## Records from a dataset
::::

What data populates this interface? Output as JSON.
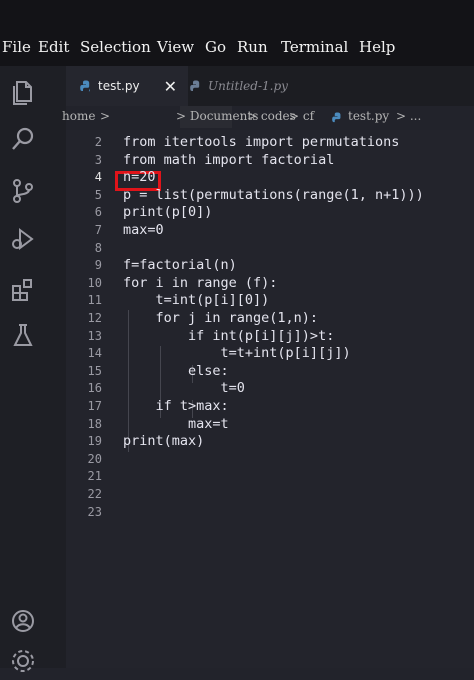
{
  "menu": {
    "items": [
      "File",
      "Edit",
      "Selection",
      "View",
      "Go",
      "Run",
      "Terminal",
      "Help"
    ]
  },
  "activity_bar": {
    "icons": [
      "files-icon",
      "search-icon",
      "source-control-icon",
      "run-debug-icon",
      "extensions-icon",
      "testing-icon",
      "account-icon",
      "settings-icon"
    ]
  },
  "tabs": [
    {
      "label": "test.py",
      "active": true
    },
    {
      "label": "Untitled-1.py",
      "active": false
    }
  ],
  "breadcrumb": {
    "home": "home",
    "home_sep": ">",
    "documents": "> Documents",
    "codes": "> codes",
    "cf": "> cf",
    "file": "test.py",
    "more": "> ..."
  },
  "editor": {
    "line_numbers": [
      "2",
      "3",
      "4",
      "5",
      "6",
      "7",
      "8",
      "9",
      "10",
      "11",
      "12",
      "13",
      "14",
      "15",
      "16",
      "17",
      "18",
      "19",
      "20",
      "21",
      "22",
      "23"
    ],
    "lines": [
      "from itertools import permutations",
      "from math import factorial",
      "n=20",
      "p = list(permutations(range(1, n+1)))",
      "print(p[0])",
      "max=0",
      "",
      "f=factorial(n)",
      "for i in range (f):",
      "    t=int(p[i][0])",
      "    for j in range(1,n):",
      "        if int(p[i][j])>t:",
      "            t=t+int(p[i][j])",
      "        else:",
      "            t=0",
      "    if t>max:",
      "        max=t",
      "print(max)",
      "",
      "",
      "",
      ""
    ],
    "highlighted_line": "4"
  },
  "colors": {
    "keyword": "#c586c0",
    "function": "#dcdcaa",
    "text": "#e4e4ee",
    "highlight_border": "#e0141a",
    "python_icon": "#4b8bbe"
  }
}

::::

## The problem
Read the entries above, then pull out the lines that include "factorial".

## Written answer
      "from math import factorial",
      "f=factorial(n)",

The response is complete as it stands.